Omit images. Retype all entries verbatim.

Given information

——

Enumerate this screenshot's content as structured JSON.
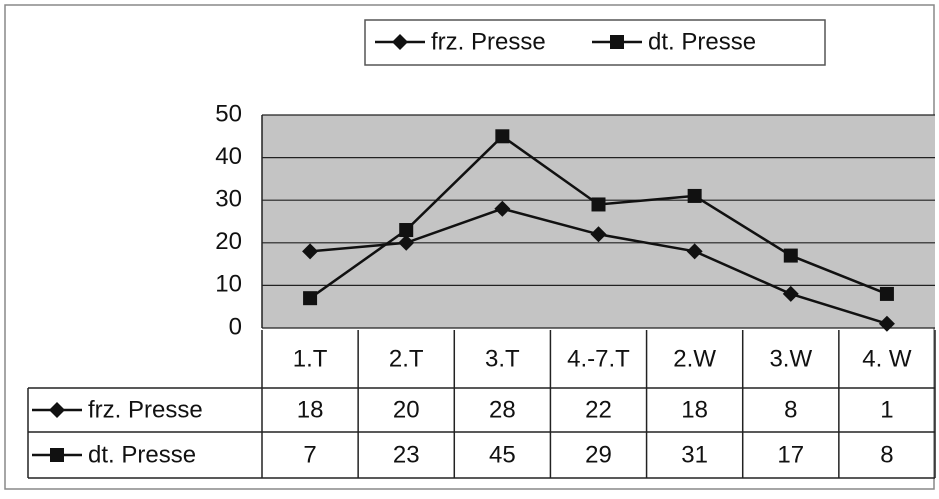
{
  "chart_data": {
    "type": "line",
    "categories": [
      "1.T",
      "2.T",
      "3.T",
      "4.-7.T",
      "2.W",
      "3.W",
      "4. W"
    ],
    "series": [
      {
        "name": "frz. Presse",
        "color": "#111111",
        "marker": "diamond",
        "values": [
          18,
          20,
          28,
          22,
          18,
          8,
          1
        ]
      },
      {
        "name": "dt. Presse",
        "color": "#111111",
        "marker": "square",
        "values": [
          7,
          23,
          45,
          29,
          31,
          17,
          8
        ]
      }
    ],
    "ylim": [
      0,
      50
    ],
    "yticks": [
      0,
      10,
      20,
      30,
      40,
      50
    ],
    "grid": true,
    "legend": "top",
    "data_table": true
  }
}
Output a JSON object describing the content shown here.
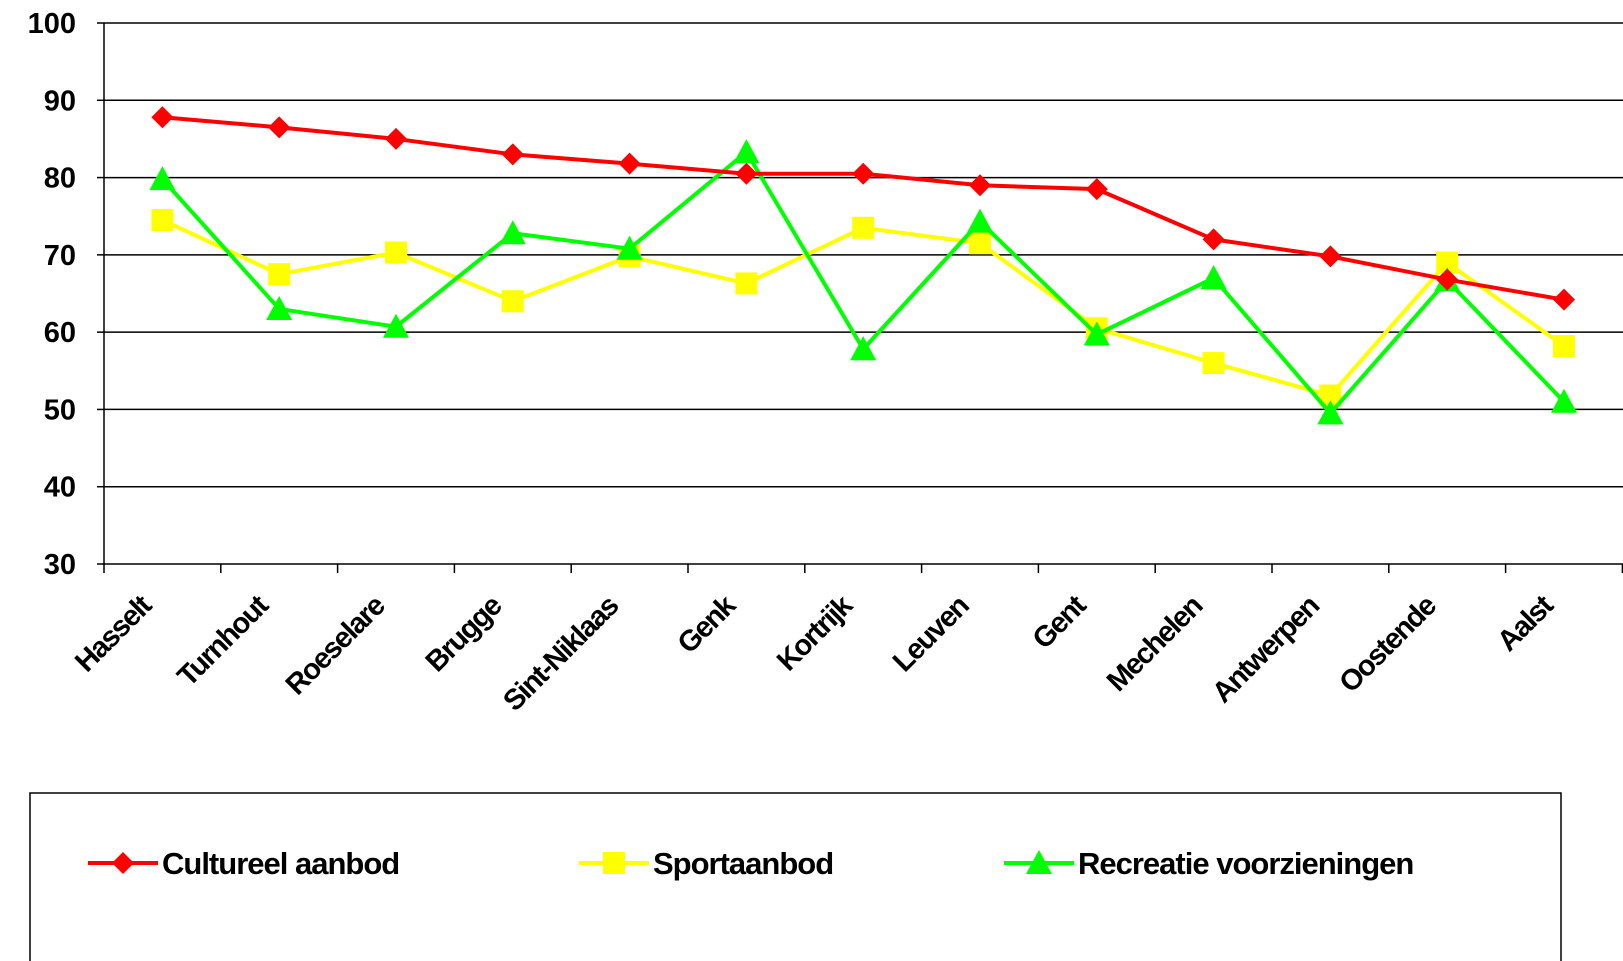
{
  "chart_data": {
    "type": "line",
    "categories": [
      "Hasselt",
      "Turnhout",
      "Roeselare",
      "Brugge",
      "Sint-Niklaas",
      "Genk",
      "Kortrijk",
      "Leuven",
      "Gent",
      "Mechelen",
      "Antwerpen",
      "Oostende",
      "Aalst"
    ],
    "ylim": [
      30,
      100
    ],
    "yticks": [
      30,
      40,
      50,
      60,
      70,
      80,
      90,
      100
    ],
    "grid": true,
    "legend_position": "bottom",
    "series": [
      {
        "name": "Cultureel aanbod",
        "color": "#ff0000",
        "marker": "diamond",
        "values": [
          87.8,
          86.5,
          85.0,
          83.0,
          81.8,
          80.5,
          80.5,
          79.0,
          78.5,
          72.0,
          69.8,
          66.8,
          64.2
        ]
      },
      {
        "name": "Sportaanbod",
        "color": "#ffff00",
        "marker": "square",
        "values": [
          74.5,
          67.5,
          70.3,
          64.0,
          69.8,
          66.3,
          73.5,
          71.5,
          60.5,
          56.0,
          51.8,
          69.0,
          58.2
        ]
      },
      {
        "name": "Recreatie voorzieningen",
        "color": "#00ff00",
        "marker": "triangle",
        "values": [
          79.8,
          63.0,
          60.7,
          72.8,
          70.8,
          83.3,
          57.8,
          74.3,
          59.7,
          67.0,
          49.5,
          66.7,
          51.0
        ]
      }
    ]
  }
}
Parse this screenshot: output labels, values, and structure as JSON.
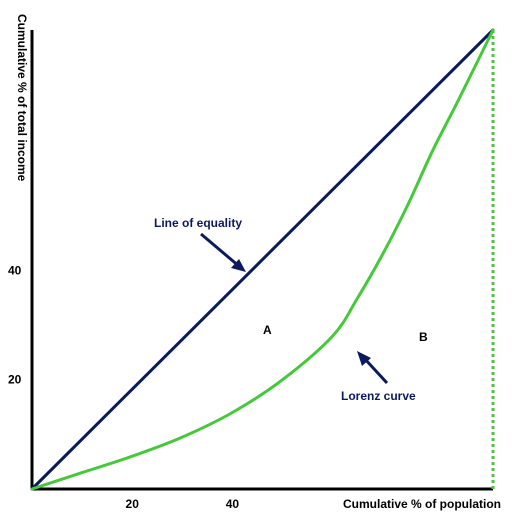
{
  "chart_data": {
    "type": "line",
    "title": "",
    "xlabel": "Cumulative % of population",
    "ylabel": "Cumulative % of total income",
    "xlim": [
      0,
      92
    ],
    "ylim": [
      0,
      84
    ],
    "x_ticks": [
      {
        "value": 20,
        "label": "20"
      },
      {
        "value": 40,
        "label": "40"
      }
    ],
    "y_ticks": [
      {
        "value": 20,
        "label": "20"
      },
      {
        "value": 40,
        "label": "40"
      }
    ],
    "series": [
      {
        "name": "Line of equality",
        "color": "#0b1a5c",
        "points": [
          [
            0,
            0
          ],
          [
            92,
            84
          ]
        ]
      },
      {
        "name": "Lorenz curve",
        "color": "#46c83a",
        "points": [
          [
            0,
            0
          ],
          [
            10,
            3
          ],
          [
            20,
            6
          ],
          [
            30,
            9.5
          ],
          [
            40,
            14
          ],
          [
            50,
            20
          ],
          [
            60,
            28
          ],
          [
            65,
            35
          ],
          [
            70,
            43
          ],
          [
            75,
            52
          ],
          [
            80,
            62
          ],
          [
            85,
            71
          ],
          [
            92,
            84
          ]
        ]
      }
    ],
    "reference_line": {
      "color": "#46c83a",
      "x": 92,
      "style": "dotted"
    },
    "annotations": [
      {
        "text": "Line of equality",
        "color": "#0b1a5c"
      },
      {
        "text": "Lorenz curve",
        "color": "#0b1a5c"
      },
      {
        "text": "A",
        "color": "#000000"
      },
      {
        "text": "B",
        "color": "#000000"
      }
    ],
    "grid": false,
    "legend": "none"
  }
}
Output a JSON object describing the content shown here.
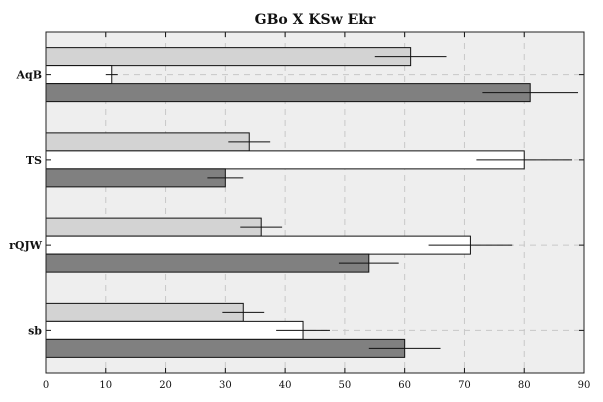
{
  "chart_data": {
    "type": "bar",
    "orientation": "horizontal",
    "title": "GBo X KSw Ekr",
    "xlabel": "",
    "ylabel": "",
    "categories": [
      "AqB",
      "TS",
      "rQJW",
      "sb"
    ],
    "xlim": [
      0,
      90
    ],
    "xticks": [
      0,
      10,
      20,
      30,
      40,
      50,
      60,
      70,
      80,
      90
    ],
    "grid": true,
    "series": [
      {
        "color": "#d3d3d3",
        "values": [
          61,
          34,
          36,
          33
        ],
        "errors": [
          6,
          3.5,
          3.5,
          3.5
        ]
      },
      {
        "color": "#ffffff",
        "values": [
          11,
          80,
          71,
          43
        ],
        "errors": [
          1,
          8,
          7,
          4.5
        ]
      },
      {
        "color": "#808080",
        "values": [
          81,
          30,
          54,
          60
        ],
        "errors": [
          8,
          3,
          5,
          6
        ]
      }
    ]
  }
}
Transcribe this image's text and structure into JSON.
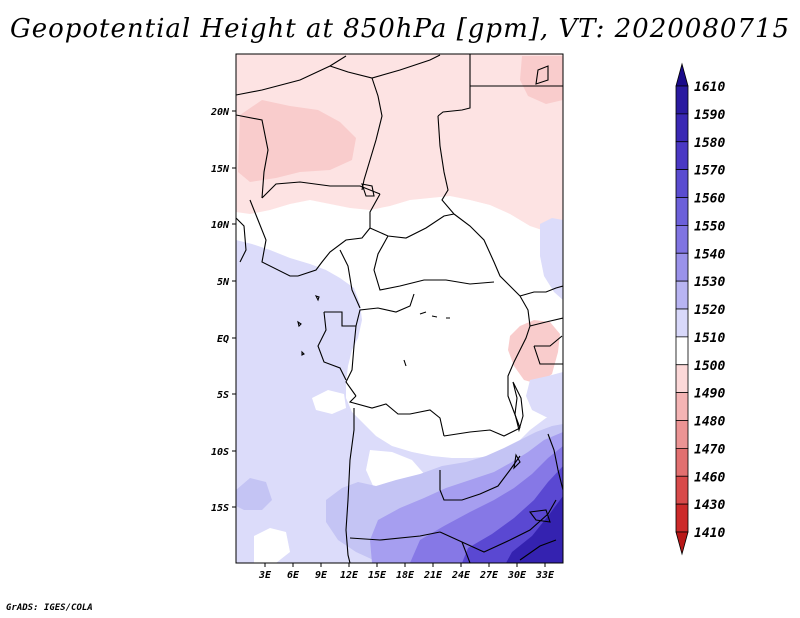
{
  "title": "Geopotential Height at 850hPa [gpm], VT: 2020080715",
  "credit": "GrADS: IGES/COLA",
  "map": {
    "lon_labels": [
      "3E",
      "6E",
      "9E",
      "12E",
      "15E",
      "18E",
      "21E",
      "24E",
      "27E",
      "30E",
      "33E"
    ],
    "lat_labels": [
      "20N",
      "15N",
      "10N",
      "5N",
      "EQ",
      "5S",
      "10S",
      "15S"
    ]
  },
  "colorbar": {
    "levels": [
      "1610",
      "1590",
      "1580",
      "1570",
      "1560",
      "1550",
      "1540",
      "1530",
      "1520",
      "1510",
      "1500",
      "1490",
      "1480",
      "1470",
      "1460",
      "1430",
      "1410"
    ],
    "colors": [
      "#1a0a8a",
      "#2a1aa0",
      "#3a28b4",
      "#4a38c4",
      "#5a4cd0",
      "#6c60da",
      "#8074e2",
      "#9a92ea",
      "#b8b4f2",
      "#d8d8fa",
      "#ffffff",
      "#fcd8d8",
      "#f4b4b4",
      "#ec9494",
      "#e27070",
      "#d84a4a",
      "#cc2a2a",
      "#b81818"
    ]
  },
  "field_colors": {
    "land_white": "#ffffff",
    "pink_light": "#fde3e3",
    "pink_mid": "#f9cccc",
    "lav_light": "#dcdcfa",
    "lav_mid": "#c4c4f4",
    "blue_1": "#a69ef0",
    "blue_2": "#8678e6",
    "blue_3": "#5a48d2",
    "blue_4": "#3422b0"
  }
}
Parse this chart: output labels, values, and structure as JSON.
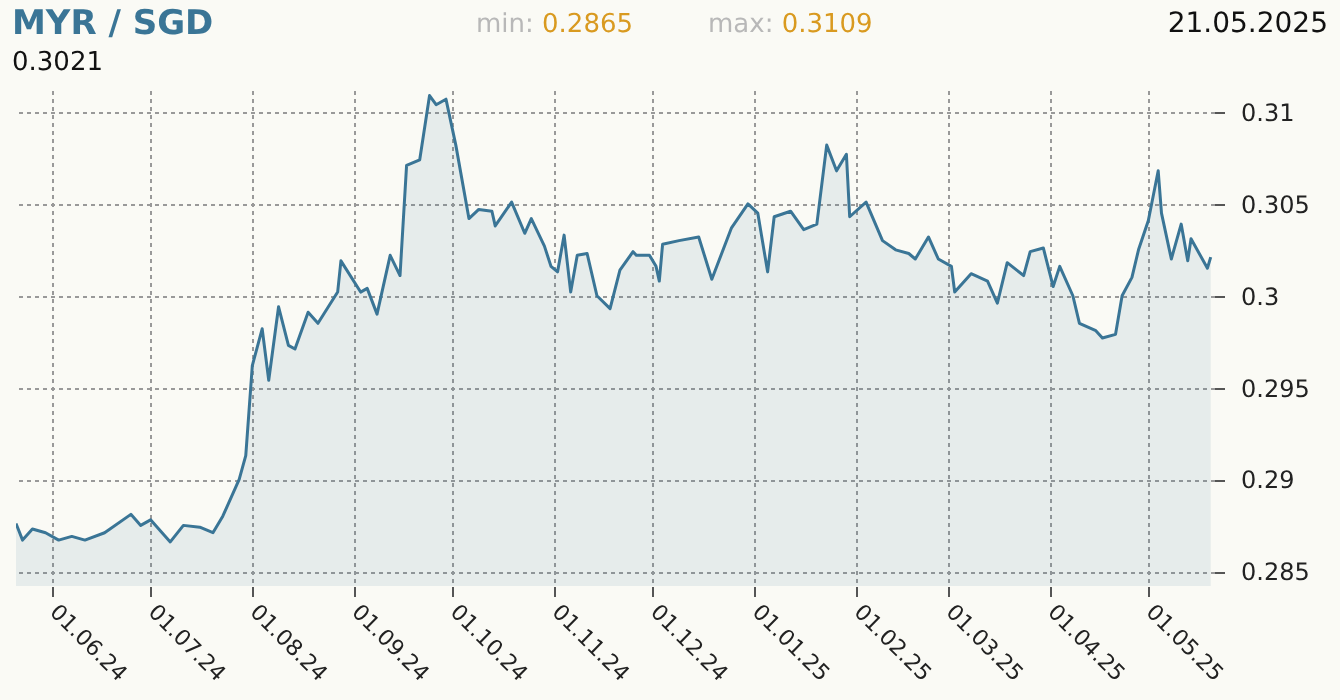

——

Written answer
Enumerate this screenshot's content as structured JSON.
{
  "chart_data": {
    "type": "line",
    "categories": [
      "1.T",
      "2.T",
      "3.T",
      "4.-7.T",
      "2.W",
      "3.W",
      "4. W"
    ],
    "series": [
      {
        "name": "frz. Presse",
        "color": "#111111",
        "marker": "diamond",
        "values": [
          18,
          20,
          28,
          22,
          18,
          8,
          1
        ]
      },
      {
        "name": "dt. Presse",
        "color": "#111111",
        "marker": "square",
        "values": [
          7,
          23,
          45,
          29,
          31,
          17,
          8
        ]
      }
    ],
    "ylim": [
      0,
      50
    ],
    "yticks": [
      0,
      10,
      20,
      30,
      40,
      50
    ],
    "grid": true,
    "legend": "top",
    "data_table": true
  }
}
Output a JSON object describing the content shown here.
{
  "chart_data": {
    "type": "line",
    "categories": [
      "Hasselt",
      "Turnhout",
      "Roeselare",
      "Brugge",
      "Sint-Niklaas",
      "Genk",
      "Kortrijk",
      "Leuven",
      "Gent",
      "Mechelen",
      "Antwerpen",
      "Oostende",
      "Aalst"
    ],
    "ylim": [
      30,
      100
    ],
    "yticks": [
      30,
      40,
      50,
      60,
      70,
      80,
      90,
      100
    ],
    "grid": true,
    "legend_position": "bottom",
    "series": [
      {
        "name": "Cultureel aanbod",
        "color": "#ff0000",
        "marker": "diamond",
        "values": [
          87.8,
          86.5,
          85.0,
          83.0,
          81.8,
          80.5,
          80.5,
          79.0,
          78.5,
          72.0,
          69.8,
          66.8,
          64.2
        ]
      },
      {
        "name": "Sportaanbod",
        "color": "#ffff00",
        "marker": "square",
        "values": [
          74.5,
          67.5,
          70.3,
          64.0,
          69.8,
          66.3,
          73.5,
          71.5,
          60.5,
          56.0,
          51.8,
          69.0,
          58.2
        ]
      },
      {
        "name": "Recreatie voorzieningen",
        "color": "#00ff00",
        "marker": "triangle",
        "values": [
          79.8,
          63.0,
          60.7,
          72.8,
          70.8,
          83.3,
          57.8,
          74.3,
          59.7,
          67.0,
          49.5,
          66.7,
          51.0
        ]
      }
    ]
  }
}
Parse this screenshot: output labels, values, and structure as JSON.
{
  "chart_data": {
    "type": "line",
    "title": "",
    "xlabel": "Cumulative % of population",
    "ylabel": "Cumulative % of total income",
    "xlim": [
      0,
      92
    ],
    "ylim": [
      0,
      84
    ],
    "x_ticks": [
      {
        "value": 20,
        "label": "20"
      },
      {
        "value": 40,
        "label": "40"
      }
    ],
    "y_ticks": [
      {
        "value": 20,
        "label": "20"
      },
      {
        "value": 40,
        "label": "40"
      }
    ],
    "series": [
      {
        "name": "Line of equality",
        "color": "#0b1a5c",
        "points": [
          [
            0,
            0
          ],
          [
            92,
            84
          ]
        ]
      },
      {
        "name": "Lorenz curve",
        "color": "#46c83a",
        "points": [
          [
            0,
            0
          ],
          [
            10,
            3
          ],
          [
            20,
            6
          ],
          [
            30,
            9.5
          ],
          [
            40,
            14
          ],
          [
            50,
            20
          ],
          [
            60,
            28
          ],
          [
            65,
            35
          ],
          [
            70,
            43
          ],
          [
            75,
            52
          ],
          [
            80,
            62
          ],
          [
            85,
            71
          ],
          [
            92,
            84
          ]
        ]
      }
    ],
    "reference_line": {
      "color": "#46c83a",
      "x": 92,
      "style": "dotted"
    },
    "annotations": [
      {
        "text": "Line of equality",
        "color": "#0b1a5c"
      },
      {
        "text": "Lorenz curve",
        "color": "#0b1a5c"
      },
      {
        "text": "A",
        "color": "#000000"
      },
      {
        "text": "B",
        "color": "#000000"
      }
    ],
    "grid": false,
    "legend": "none"
  }
}
Output a JSON object describing the content shown here.
{
  "chart_data": {
    "type": "bar",
    "orientation": "horizontal",
    "title": "GBo X KSw Ekr",
    "xlabel": "",
    "ylabel": "",
    "categories": [
      "AqB",
      "TS",
      "rQJW",
      "sb"
    ],
    "xlim": [
      0,
      90
    ],
    "xticks": [
      0,
      10,
      20,
      30,
      40,
      50,
      60,
      70,
      80,
      90
    ],
    "grid": true,
    "series": [
      {
        "color": "#d3d3d3",
        "values": [
          61,
          34,
          36,
          33
        ],
        "errors": [
          6,
          3.5,
          3.5,
          3.5
        ]
      },
      {
        "color": "#ffffff",
        "values": [
          11,
          80,
          71,
          43
        ],
        "errors": [
          1,
          8,
          7,
          4.5
        ]
      },
      {
        "color": "#808080",
        "values": [
          81,
          30,
          54,
          60
        ],
        "errors": [
          8,
          3,
          5,
          6
        ]
      }
    ]
  }
}
Transcribe this image's text and structure into JSON.
{
  "title": "Geopotential Height at 850hPa [gpm], VT: 2020080715",
  "credit": "GrADS: IGES/COLA",
  "map": {
    "lon_labels": [
      "3E",
      "6E",
      "9E",
      "12E",
      "15E",
      "18E",
      "21E",
      "24E",
      "27E",
      "30E",
      "33E"
    ],
    "lat_labels": [
      "20N",
      "15N",
      "10N",
      "5N",
      "EQ",
      "5S",
      "10S",
      "15S"
    ]
  },
  "colorbar": {
    "levels": [
      "1610",
      "1590",
      "1580",
      "1570",
      "1560",
      "1550",
      "1540",
      "1530",
      "1520",
      "1510",
      "1500",
      "1490",
      "1480",
      "1470",
      "1460",
      "1430",
      "1410"
    ],
    "colors": [
      "#1a0a8a",
      "#2a1aa0",
      "#3a28b4",
      "#4a38c4",
      "#5a4cd0",
      "#6c60da",
      "#8074e2",
      "#9a92ea",
      "#b8b4f2",
      "#d8d8fa",
      "#ffffff",
      "#fcd8d8",
      "#f4b4b4",
      "#ec9494",
      "#e27070",
      "#d84a4a",
      "#cc2a2a",
      "#b81818"
    ]
  },
  "field_colors": {
    "land_white": "#ffffff",
    "pink_light": "#fde3e3",
    "pink_mid": "#f9cccc",
    "lav_light": "#dcdcfa",
    "lav_mid": "#c4c4f4",
    "blue_1": "#a69ef0",
    "blue_2": "#8678e6",
    "blue_3": "#5a48d2",
    "blue_4": "#3422b0"
  }
}
Parse this chart: output labels, values, and structure as JSON.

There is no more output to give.